◆ Dataset records
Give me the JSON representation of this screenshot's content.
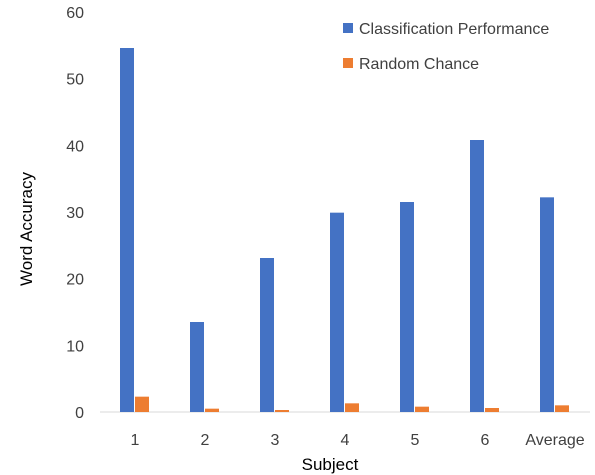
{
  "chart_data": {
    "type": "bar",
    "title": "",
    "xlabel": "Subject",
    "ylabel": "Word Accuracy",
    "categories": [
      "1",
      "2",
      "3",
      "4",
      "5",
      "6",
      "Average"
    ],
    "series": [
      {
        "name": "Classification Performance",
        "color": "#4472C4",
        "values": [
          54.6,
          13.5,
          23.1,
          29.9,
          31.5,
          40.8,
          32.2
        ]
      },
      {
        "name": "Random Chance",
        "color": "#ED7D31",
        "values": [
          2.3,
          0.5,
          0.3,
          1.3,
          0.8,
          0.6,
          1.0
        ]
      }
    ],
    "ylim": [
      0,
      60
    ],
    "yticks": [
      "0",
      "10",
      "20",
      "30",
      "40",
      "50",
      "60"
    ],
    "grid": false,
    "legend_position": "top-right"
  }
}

==

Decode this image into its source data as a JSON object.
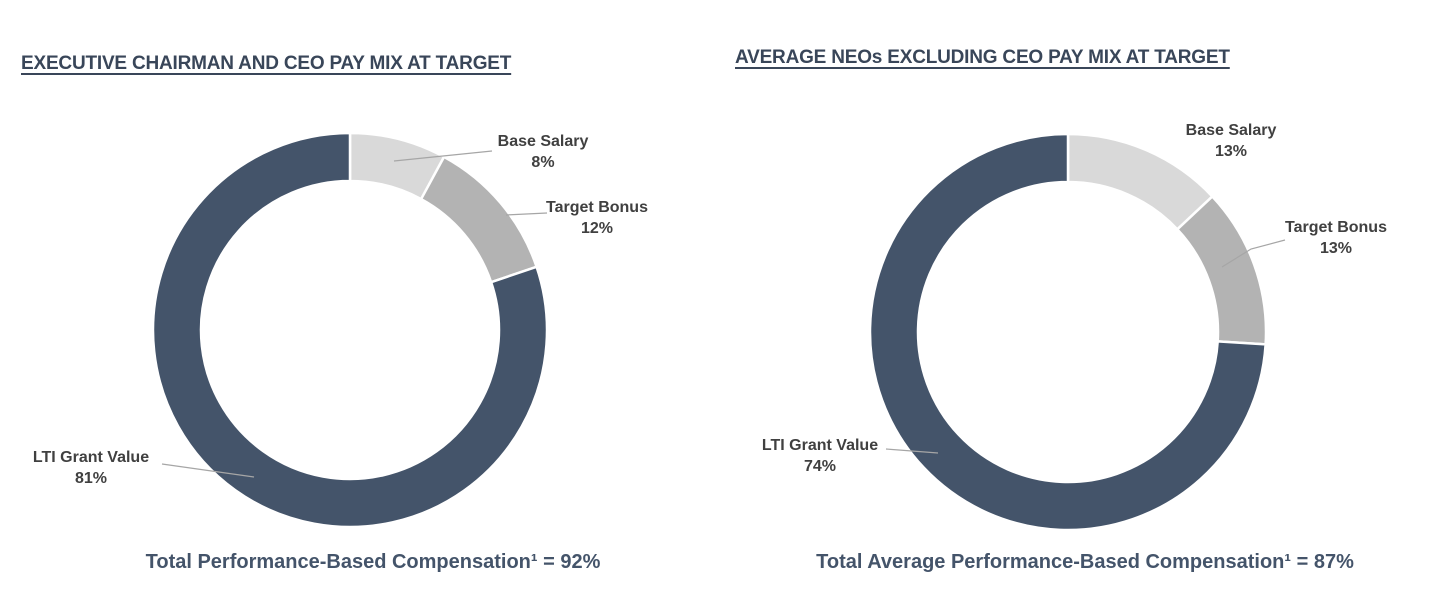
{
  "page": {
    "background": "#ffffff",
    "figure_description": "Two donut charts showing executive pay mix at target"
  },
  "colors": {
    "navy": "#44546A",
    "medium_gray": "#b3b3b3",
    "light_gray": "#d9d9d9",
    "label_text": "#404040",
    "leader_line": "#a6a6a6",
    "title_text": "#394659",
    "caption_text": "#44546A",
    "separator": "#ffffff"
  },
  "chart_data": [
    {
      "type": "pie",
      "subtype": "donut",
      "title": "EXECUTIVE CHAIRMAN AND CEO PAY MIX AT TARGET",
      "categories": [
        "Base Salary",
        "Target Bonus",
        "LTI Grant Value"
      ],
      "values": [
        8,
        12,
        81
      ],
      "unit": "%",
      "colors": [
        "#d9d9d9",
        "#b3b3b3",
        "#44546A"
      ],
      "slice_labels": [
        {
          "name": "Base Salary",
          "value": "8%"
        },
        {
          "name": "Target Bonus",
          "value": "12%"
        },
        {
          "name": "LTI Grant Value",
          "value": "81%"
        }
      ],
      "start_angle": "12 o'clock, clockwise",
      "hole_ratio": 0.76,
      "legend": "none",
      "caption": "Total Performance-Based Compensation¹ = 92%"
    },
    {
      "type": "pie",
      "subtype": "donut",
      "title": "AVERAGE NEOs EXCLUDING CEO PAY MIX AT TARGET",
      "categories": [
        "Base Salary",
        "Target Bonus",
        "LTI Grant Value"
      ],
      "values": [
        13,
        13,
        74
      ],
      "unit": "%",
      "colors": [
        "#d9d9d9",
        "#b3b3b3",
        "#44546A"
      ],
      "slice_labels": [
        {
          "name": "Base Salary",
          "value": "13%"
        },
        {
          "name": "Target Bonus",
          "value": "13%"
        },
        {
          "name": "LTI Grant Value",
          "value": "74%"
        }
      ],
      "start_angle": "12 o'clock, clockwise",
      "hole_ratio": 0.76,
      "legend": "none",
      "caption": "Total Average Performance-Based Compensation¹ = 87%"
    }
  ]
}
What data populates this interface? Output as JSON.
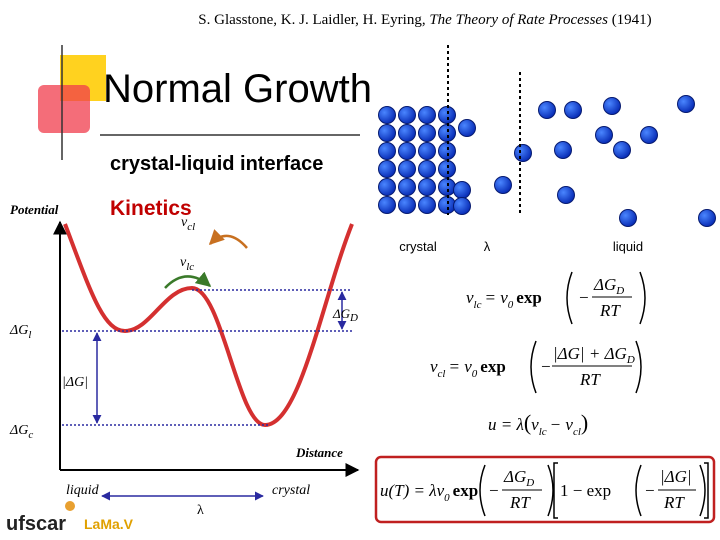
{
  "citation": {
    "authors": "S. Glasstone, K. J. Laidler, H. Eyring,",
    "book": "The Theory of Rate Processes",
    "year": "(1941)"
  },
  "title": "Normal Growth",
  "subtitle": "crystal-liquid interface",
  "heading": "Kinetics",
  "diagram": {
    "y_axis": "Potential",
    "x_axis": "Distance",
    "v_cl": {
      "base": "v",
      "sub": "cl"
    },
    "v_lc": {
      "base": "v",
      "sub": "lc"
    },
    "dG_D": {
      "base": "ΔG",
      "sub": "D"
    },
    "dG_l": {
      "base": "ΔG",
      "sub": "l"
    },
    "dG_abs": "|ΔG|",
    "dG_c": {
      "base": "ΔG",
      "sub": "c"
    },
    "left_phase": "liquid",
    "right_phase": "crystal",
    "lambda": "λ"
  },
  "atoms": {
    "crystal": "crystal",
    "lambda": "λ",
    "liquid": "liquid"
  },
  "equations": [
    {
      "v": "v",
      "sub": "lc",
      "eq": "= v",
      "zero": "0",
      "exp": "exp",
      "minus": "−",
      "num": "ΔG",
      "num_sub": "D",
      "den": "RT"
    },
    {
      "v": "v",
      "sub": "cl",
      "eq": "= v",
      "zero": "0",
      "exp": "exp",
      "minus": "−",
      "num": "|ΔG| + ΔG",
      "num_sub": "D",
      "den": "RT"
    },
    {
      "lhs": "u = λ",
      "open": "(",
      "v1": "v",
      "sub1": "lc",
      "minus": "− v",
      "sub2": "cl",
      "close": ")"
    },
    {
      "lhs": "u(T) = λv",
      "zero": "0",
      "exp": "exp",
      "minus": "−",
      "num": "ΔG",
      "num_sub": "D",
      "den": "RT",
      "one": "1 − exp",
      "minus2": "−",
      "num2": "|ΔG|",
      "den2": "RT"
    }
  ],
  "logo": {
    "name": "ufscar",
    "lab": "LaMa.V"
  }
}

...

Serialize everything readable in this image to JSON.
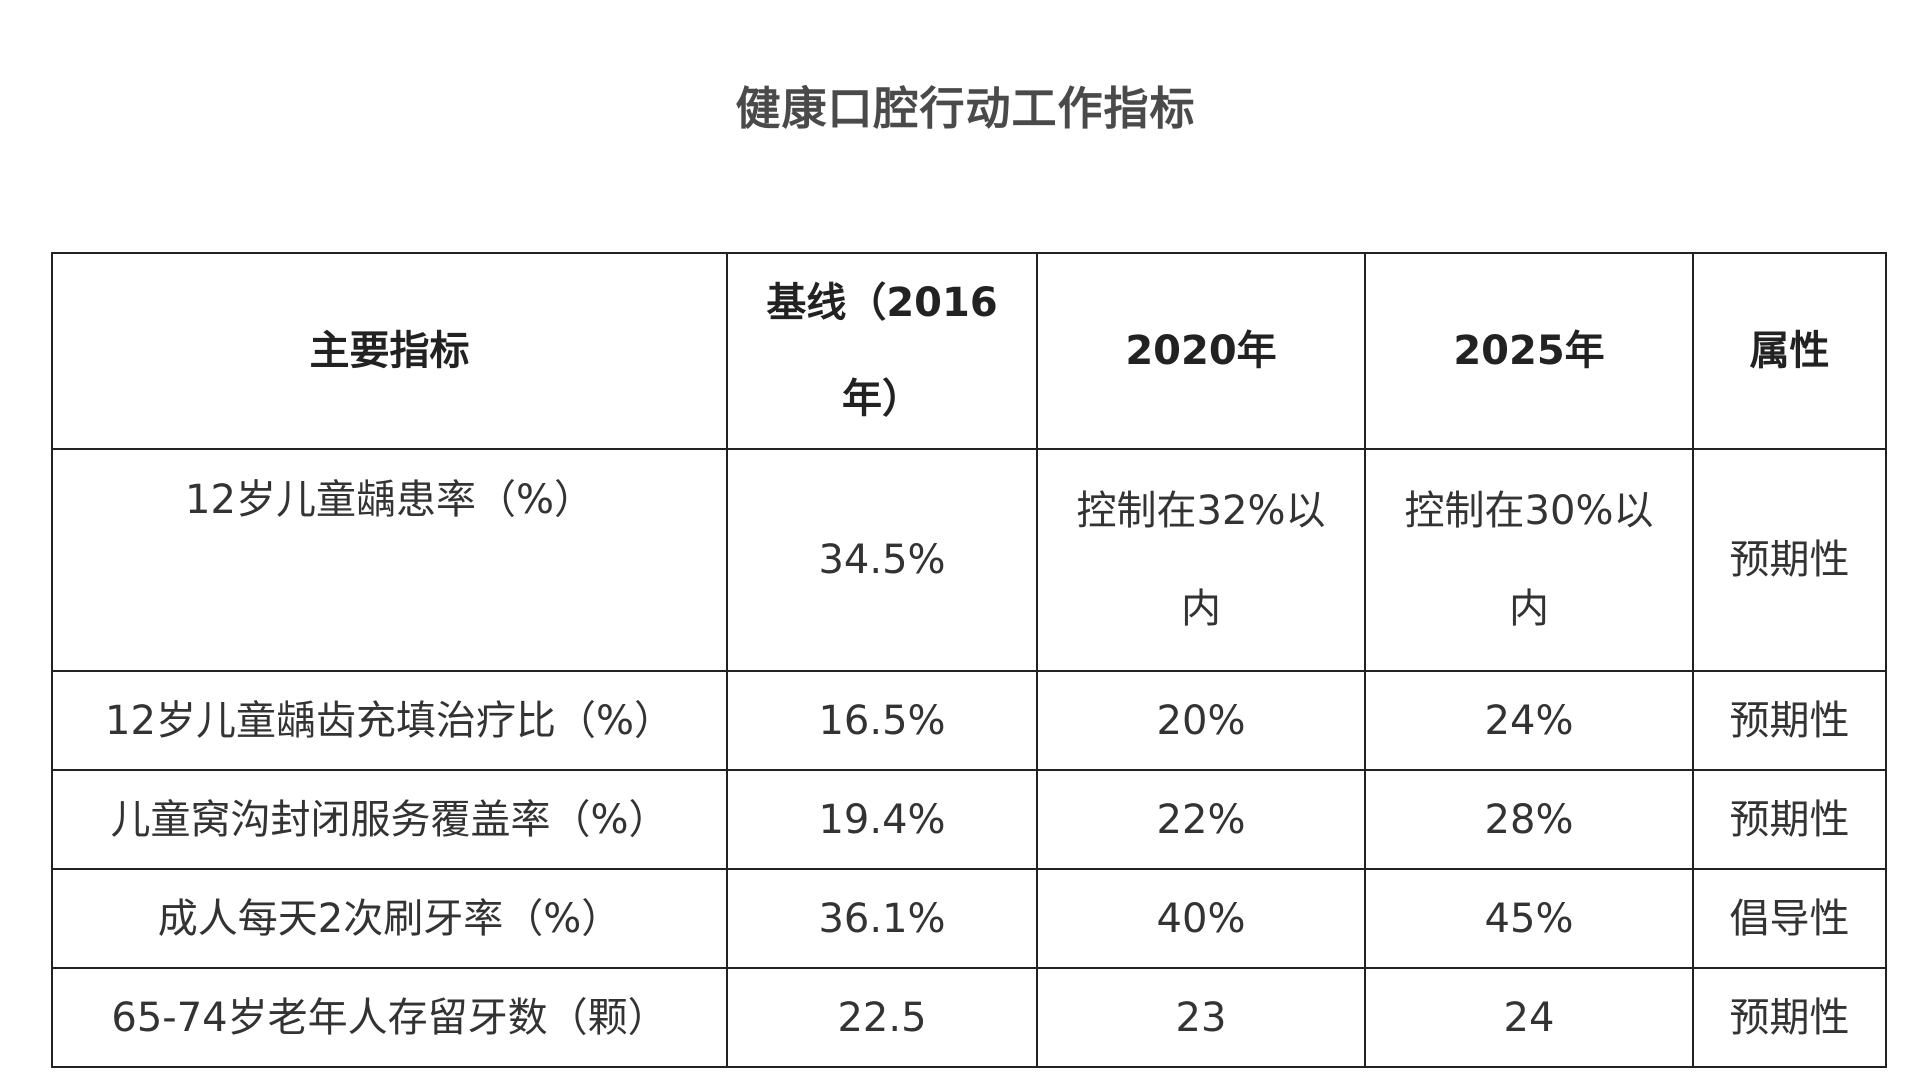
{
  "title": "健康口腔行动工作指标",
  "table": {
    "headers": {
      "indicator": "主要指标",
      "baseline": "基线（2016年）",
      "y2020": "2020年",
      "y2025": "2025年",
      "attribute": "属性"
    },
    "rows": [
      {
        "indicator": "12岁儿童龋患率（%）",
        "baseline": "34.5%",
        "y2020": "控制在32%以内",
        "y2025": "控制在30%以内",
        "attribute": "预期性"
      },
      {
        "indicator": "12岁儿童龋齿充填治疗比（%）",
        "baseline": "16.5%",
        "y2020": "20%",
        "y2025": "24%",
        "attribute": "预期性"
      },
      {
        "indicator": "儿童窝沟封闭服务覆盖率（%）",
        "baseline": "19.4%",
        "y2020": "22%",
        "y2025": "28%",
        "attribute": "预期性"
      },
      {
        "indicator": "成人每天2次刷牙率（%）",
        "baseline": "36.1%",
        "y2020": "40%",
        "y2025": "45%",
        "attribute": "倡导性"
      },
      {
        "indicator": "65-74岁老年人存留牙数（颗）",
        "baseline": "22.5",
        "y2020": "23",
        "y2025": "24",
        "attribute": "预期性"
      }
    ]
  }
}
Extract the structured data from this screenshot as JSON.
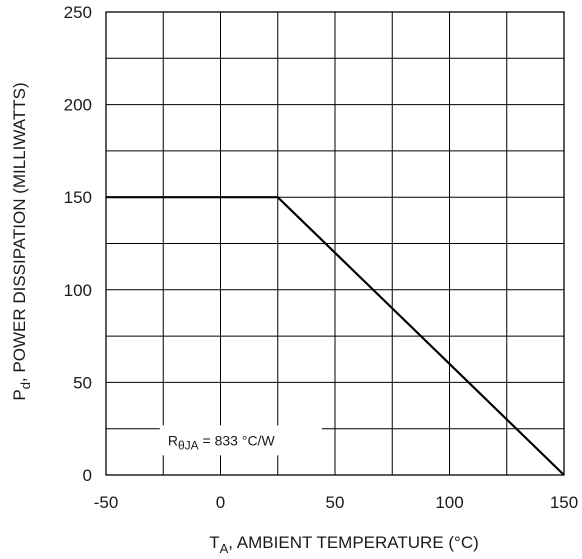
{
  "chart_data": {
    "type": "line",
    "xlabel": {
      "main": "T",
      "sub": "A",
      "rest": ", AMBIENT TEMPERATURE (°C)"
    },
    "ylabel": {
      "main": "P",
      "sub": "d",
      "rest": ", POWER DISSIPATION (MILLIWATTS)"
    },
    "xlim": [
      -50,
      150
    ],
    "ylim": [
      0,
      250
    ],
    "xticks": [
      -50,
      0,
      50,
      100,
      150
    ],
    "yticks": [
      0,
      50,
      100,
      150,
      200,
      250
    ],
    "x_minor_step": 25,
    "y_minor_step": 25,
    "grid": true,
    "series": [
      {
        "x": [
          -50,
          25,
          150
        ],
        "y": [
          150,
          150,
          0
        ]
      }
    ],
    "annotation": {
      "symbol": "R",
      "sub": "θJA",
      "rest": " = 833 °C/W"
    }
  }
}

◆ Your instructions
Which lines above contain "Total"? Show each of them.

◆ Finished task
      "caption": "Total Performance-Based Compensation¹ = 92%"
      "caption": "Total Average Performance-Based Compensation¹ = 87%"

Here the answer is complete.